THE EXERCISE: Reproduce all lines of the listing below in which the word "name" occurs.
****************************************
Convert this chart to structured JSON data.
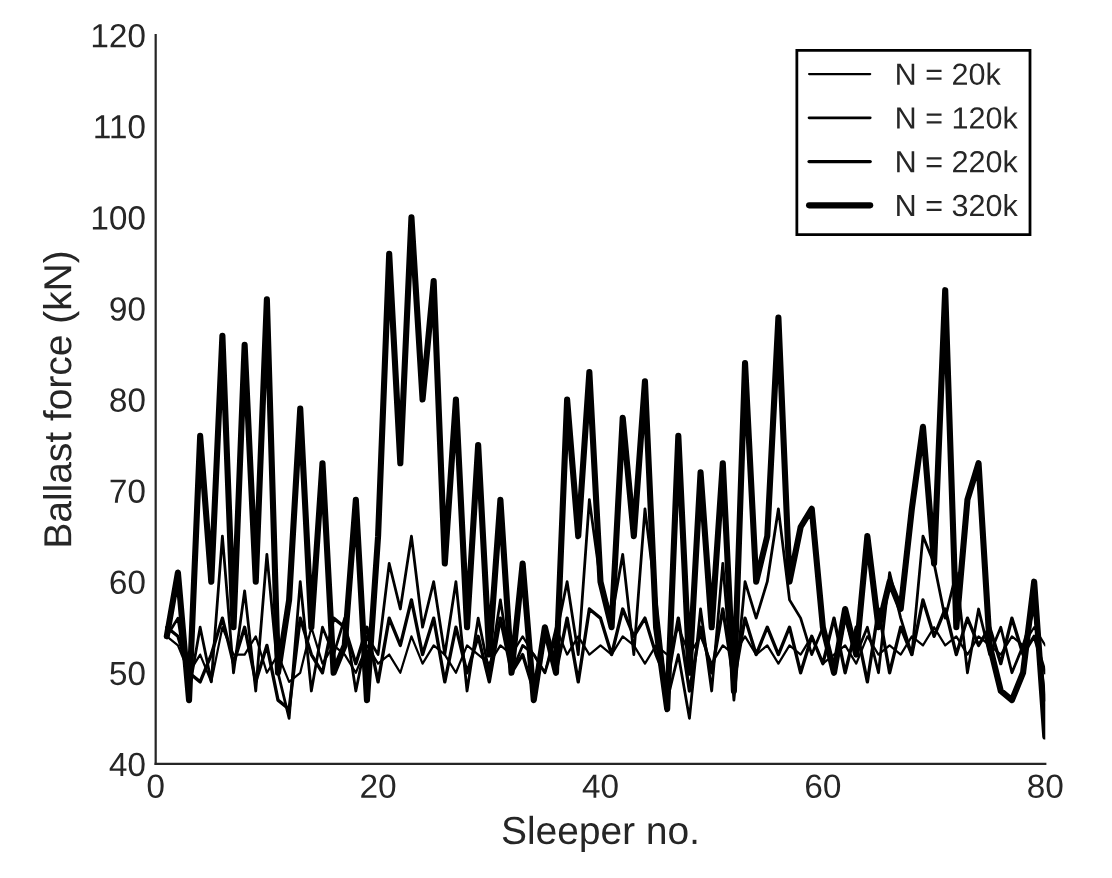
{
  "chart_data": {
    "type": "line",
    "xlabel": "Sleeper no.",
    "ylabel": "Ballast force (kN)",
    "x": [
      1,
      2,
      3,
      4,
      5,
      6,
      7,
      8,
      9,
      10,
      11,
      12,
      13,
      14,
      15,
      16,
      17,
      18,
      19,
      20,
      21,
      22,
      23,
      24,
      25,
      26,
      27,
      28,
      29,
      30,
      31,
      32,
      33,
      34,
      35,
      36,
      37,
      38,
      39,
      40,
      41,
      42,
      43,
      44,
      45,
      46,
      47,
      48,
      49,
      50,
      51,
      52,
      53,
      54,
      55,
      56,
      57,
      58,
      59,
      60,
      61,
      62,
      63,
      64,
      65,
      66,
      67,
      68,
      69,
      70,
      71,
      72,
      73,
      74,
      75,
      76,
      77,
      78,
      79,
      80
    ],
    "series": [
      {
        "name": "N = 20k",
        "color": "#000000",
        "values": [
          54,
          53,
          50,
          52,
          49,
          55,
          52,
          52,
          54,
          50,
          52,
          49,
          50,
          55,
          51,
          53,
          52,
          50,
          53,
          51,
          52,
          50,
          54,
          51,
          53,
          52,
          50,
          53,
          52,
          51,
          53,
          52,
          54,
          52,
          50,
          55,
          52,
          54,
          52,
          53,
          52,
          54,
          53,
          51,
          53,
          52,
          55,
          52,
          54,
          51,
          53,
          52,
          54,
          52,
          53,
          51,
          53,
          52,
          54,
          51,
          52,
          53,
          51,
          54,
          52,
          53,
          52,
          54,
          53,
          55,
          53,
          54,
          52,
          54,
          53,
          52,
          54,
          53,
          55,
          53
        ]
      },
      {
        "name": "N = 120k",
        "color": "#000000",
        "values": [
          54,
          56,
          48,
          55,
          49,
          65,
          50,
          59,
          48,
          63,
          50,
          45,
          60,
          48,
          55,
          52,
          56,
          48,
          54,
          52,
          62,
          57,
          65,
          55,
          60,
          52,
          60,
          48,
          56,
          50,
          58,
          50,
          53,
          52,
          50,
          54,
          60,
          52,
          69,
          60,
          56,
          63,
          52,
          68,
          58,
          47,
          52,
          45,
          57,
          48,
          62,
          47,
          60,
          56,
          60,
          68,
          58,
          56,
          52,
          55,
          50,
          56,
          52,
          55,
          50,
          61,
          56,
          52,
          65,
          62,
          56,
          61,
          50,
          57,
          52,
          55,
          50,
          53,
          57,
          47
        ]
      },
      {
        "name": "N = 220k",
        "color": "#000000",
        "values": [
          55,
          54,
          50,
          49,
          52,
          56,
          51,
          55,
          49,
          53,
          47,
          46,
          56,
          52,
          50,
          56,
          55,
          51,
          55,
          49,
          56,
          53,
          58,
          52,
          56,
          49,
          55,
          50,
          54,
          49,
          56,
          50,
          52,
          48,
          55,
          50,
          56,
          49,
          57,
          56,
          52,
          57,
          54,
          56,
          52,
          49,
          56,
          48,
          55,
          50,
          57,
          49,
          56,
          52,
          55,
          52,
          55,
          50,
          54,
          51,
          56,
          50,
          55,
          49,
          57,
          50,
          55,
          52,
          58,
          54,
          57,
          52,
          56,
          53,
          55,
          51,
          56,
          52,
          54,
          50
        ]
      },
      {
        "name": "N = 320k",
        "color": "#000000",
        "values": [
          54,
          61,
          47,
          76,
          60,
          87,
          55,
          86,
          60,
          91,
          50,
          58,
          79,
          55,
          73,
          50,
          53,
          69,
          47,
          65,
          96,
          73,
          100,
          80,
          93,
          62,
          80,
          55,
          75,
          52,
          69,
          50,
          62,
          47,
          55,
          50,
          80,
          65,
          83,
          60,
          55,
          78,
          65,
          82,
          55,
          46,
          76,
          50,
          72,
          55,
          73,
          48,
          84,
          60,
          65,
          89,
          60,
          66,
          68,
          55,
          50,
          57,
          52,
          65,
          55,
          60,
          57,
          68,
          77,
          62,
          92,
          55,
          69,
          73,
          53,
          48,
          47,
          50,
          60,
          43
        ]
      }
    ],
    "xlim": [
      0,
      80
    ],
    "xticks": [
      0,
      20,
      40,
      60,
      80
    ],
    "ylim": [
      40,
      120
    ],
    "yticks": [
      40,
      50,
      60,
      70,
      80,
      90,
      100,
      110,
      120
    ],
    "legend": "top right",
    "grid": false,
    "marker": "none",
    "line_style": "solid"
  }
}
****************************************
RESPONSE TO THIS EXERCISE:
        "name": "N = 20k",
        "name": "N = 120k",
        "name": "N = 220k",
        "name": "N = 320k",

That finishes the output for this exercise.